* BEGIN PROVIDED RECORDS *
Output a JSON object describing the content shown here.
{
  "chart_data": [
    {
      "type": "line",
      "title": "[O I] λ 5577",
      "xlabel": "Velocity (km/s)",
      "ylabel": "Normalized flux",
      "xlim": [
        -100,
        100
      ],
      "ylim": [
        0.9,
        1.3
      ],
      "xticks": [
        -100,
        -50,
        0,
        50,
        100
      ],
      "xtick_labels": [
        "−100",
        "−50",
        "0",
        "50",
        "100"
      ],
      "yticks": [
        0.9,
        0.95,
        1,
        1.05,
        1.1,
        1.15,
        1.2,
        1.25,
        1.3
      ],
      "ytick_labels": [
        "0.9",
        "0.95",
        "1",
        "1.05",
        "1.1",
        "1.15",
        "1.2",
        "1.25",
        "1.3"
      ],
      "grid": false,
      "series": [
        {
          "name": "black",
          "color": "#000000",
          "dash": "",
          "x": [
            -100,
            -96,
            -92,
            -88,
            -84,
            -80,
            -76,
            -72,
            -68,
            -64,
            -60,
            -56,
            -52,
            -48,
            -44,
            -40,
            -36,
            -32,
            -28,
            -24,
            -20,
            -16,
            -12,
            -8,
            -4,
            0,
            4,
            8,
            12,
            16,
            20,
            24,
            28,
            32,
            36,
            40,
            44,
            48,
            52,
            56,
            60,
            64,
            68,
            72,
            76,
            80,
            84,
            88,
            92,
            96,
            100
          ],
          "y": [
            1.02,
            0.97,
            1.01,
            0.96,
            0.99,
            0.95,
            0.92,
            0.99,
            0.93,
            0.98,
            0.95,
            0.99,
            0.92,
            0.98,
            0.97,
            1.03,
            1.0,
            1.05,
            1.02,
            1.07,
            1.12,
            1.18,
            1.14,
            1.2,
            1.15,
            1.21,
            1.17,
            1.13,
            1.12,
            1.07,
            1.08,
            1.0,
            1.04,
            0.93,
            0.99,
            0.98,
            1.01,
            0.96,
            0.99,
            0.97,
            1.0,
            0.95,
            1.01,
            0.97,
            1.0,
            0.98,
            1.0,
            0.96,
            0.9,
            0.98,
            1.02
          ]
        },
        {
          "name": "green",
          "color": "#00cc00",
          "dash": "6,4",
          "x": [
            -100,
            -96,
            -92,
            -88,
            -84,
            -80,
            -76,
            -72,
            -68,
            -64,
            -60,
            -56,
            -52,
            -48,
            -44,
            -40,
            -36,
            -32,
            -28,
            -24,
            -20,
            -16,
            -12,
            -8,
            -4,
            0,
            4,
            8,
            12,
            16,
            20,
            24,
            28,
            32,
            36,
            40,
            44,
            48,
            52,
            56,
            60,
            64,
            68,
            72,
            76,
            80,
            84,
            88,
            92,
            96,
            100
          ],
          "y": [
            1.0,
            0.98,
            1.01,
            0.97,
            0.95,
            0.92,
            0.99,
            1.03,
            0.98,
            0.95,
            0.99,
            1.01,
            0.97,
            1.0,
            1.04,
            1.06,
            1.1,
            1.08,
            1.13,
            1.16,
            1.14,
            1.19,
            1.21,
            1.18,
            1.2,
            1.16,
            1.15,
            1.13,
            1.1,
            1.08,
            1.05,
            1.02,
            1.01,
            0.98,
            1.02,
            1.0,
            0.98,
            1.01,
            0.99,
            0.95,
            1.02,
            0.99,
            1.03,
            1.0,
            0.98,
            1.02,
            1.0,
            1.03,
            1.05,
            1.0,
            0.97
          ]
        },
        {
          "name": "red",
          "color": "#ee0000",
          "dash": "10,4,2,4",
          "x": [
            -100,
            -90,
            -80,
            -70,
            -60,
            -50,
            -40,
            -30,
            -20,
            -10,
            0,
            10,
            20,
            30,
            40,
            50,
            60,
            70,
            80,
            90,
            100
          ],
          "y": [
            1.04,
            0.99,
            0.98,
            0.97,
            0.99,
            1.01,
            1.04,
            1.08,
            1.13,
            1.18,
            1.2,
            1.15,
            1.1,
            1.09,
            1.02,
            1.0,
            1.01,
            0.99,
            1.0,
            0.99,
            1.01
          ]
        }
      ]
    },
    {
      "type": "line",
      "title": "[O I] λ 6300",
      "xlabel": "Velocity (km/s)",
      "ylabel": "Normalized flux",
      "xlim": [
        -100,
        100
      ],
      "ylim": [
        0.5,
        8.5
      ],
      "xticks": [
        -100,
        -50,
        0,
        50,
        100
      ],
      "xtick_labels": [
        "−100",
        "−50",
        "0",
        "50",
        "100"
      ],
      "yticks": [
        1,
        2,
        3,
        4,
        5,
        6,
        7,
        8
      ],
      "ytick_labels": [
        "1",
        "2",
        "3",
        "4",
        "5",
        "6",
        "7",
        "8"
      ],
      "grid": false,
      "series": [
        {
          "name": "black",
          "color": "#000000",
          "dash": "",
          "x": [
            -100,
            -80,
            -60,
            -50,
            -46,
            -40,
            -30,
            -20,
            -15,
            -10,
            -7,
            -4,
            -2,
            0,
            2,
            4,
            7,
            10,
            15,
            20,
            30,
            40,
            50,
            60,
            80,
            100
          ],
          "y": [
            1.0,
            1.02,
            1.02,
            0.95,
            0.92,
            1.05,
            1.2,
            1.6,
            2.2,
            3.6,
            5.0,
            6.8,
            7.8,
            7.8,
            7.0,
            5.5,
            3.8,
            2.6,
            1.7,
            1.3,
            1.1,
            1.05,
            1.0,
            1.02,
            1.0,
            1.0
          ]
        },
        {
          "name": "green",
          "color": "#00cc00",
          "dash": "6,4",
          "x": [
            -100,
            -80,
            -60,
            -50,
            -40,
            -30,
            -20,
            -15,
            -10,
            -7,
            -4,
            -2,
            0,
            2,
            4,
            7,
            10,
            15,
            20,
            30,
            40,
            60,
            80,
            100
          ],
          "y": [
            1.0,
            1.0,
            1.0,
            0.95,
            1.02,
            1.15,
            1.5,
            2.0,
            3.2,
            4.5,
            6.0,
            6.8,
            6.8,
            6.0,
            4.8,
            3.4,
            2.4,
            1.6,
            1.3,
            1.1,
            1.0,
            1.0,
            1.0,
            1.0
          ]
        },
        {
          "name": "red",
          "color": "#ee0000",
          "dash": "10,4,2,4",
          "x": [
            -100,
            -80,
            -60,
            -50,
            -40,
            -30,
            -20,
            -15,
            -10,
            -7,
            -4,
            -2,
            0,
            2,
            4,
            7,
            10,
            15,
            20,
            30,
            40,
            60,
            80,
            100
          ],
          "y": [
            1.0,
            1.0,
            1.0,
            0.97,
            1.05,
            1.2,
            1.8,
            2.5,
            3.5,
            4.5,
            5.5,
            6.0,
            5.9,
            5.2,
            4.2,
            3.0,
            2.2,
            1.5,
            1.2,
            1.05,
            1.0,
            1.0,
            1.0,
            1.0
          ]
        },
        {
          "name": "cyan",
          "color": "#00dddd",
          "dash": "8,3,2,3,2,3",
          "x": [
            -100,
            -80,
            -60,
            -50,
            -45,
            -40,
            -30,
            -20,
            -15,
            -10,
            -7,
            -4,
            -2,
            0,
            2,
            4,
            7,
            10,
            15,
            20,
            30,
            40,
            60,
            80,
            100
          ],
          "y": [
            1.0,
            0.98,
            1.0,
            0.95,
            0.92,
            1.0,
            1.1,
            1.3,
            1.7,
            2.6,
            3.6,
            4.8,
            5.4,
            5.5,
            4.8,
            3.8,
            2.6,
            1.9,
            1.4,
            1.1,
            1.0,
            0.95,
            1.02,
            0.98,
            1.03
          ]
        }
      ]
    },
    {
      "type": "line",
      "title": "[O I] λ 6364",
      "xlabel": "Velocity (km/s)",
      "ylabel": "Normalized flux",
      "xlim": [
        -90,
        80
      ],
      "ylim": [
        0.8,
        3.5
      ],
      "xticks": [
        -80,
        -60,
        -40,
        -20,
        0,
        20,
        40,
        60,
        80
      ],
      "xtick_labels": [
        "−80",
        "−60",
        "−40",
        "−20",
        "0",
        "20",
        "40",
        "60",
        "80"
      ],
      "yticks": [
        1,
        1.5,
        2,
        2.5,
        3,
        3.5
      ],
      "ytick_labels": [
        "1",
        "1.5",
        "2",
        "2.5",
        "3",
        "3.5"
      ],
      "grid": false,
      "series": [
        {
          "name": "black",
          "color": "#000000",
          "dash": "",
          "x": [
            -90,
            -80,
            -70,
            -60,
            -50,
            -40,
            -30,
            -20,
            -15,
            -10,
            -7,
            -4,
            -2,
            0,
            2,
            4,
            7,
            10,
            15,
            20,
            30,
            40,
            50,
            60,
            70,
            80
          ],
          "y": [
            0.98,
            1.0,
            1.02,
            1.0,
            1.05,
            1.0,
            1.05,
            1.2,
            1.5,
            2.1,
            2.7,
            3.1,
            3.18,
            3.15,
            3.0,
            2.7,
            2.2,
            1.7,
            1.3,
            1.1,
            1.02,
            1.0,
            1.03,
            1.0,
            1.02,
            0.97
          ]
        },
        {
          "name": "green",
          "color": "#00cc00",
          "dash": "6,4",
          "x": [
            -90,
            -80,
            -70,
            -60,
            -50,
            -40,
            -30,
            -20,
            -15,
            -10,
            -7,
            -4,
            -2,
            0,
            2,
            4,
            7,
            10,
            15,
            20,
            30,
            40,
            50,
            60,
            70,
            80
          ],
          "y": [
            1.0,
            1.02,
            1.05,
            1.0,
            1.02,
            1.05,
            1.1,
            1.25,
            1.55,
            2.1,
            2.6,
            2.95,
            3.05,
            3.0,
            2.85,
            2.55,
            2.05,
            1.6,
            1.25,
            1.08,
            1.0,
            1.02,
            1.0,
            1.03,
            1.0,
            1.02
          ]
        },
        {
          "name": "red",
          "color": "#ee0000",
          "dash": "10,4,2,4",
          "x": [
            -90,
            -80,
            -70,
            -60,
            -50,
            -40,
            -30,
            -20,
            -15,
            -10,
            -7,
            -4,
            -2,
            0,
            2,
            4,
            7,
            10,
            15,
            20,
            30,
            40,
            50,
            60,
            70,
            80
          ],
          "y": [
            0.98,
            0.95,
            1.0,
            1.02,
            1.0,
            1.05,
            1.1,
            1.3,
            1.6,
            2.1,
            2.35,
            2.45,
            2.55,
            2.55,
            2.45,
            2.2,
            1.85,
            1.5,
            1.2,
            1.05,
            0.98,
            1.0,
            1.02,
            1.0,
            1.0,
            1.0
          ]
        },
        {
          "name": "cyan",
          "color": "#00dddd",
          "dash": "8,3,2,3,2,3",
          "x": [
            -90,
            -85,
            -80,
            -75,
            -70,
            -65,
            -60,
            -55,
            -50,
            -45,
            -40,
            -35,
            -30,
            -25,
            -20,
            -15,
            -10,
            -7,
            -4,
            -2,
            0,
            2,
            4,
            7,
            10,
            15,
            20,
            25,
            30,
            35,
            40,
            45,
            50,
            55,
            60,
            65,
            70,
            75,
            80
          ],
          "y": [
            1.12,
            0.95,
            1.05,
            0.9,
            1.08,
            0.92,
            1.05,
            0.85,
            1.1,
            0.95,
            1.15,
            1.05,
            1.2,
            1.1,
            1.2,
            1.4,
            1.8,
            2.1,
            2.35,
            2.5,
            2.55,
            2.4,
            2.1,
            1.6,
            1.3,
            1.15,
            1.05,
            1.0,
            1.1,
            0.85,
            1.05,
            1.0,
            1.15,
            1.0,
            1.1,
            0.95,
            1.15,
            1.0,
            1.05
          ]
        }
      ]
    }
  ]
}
* END PROVIDED RECORDS *
• [PROBLEM TO SOLVE]
Return every line in the listing that contains the word "title".

• [FULL SOLUTION]
      "title": "[O I] λ 5577",
      "title": "[O I] λ 6300",
      "title": "[O I] λ 6364",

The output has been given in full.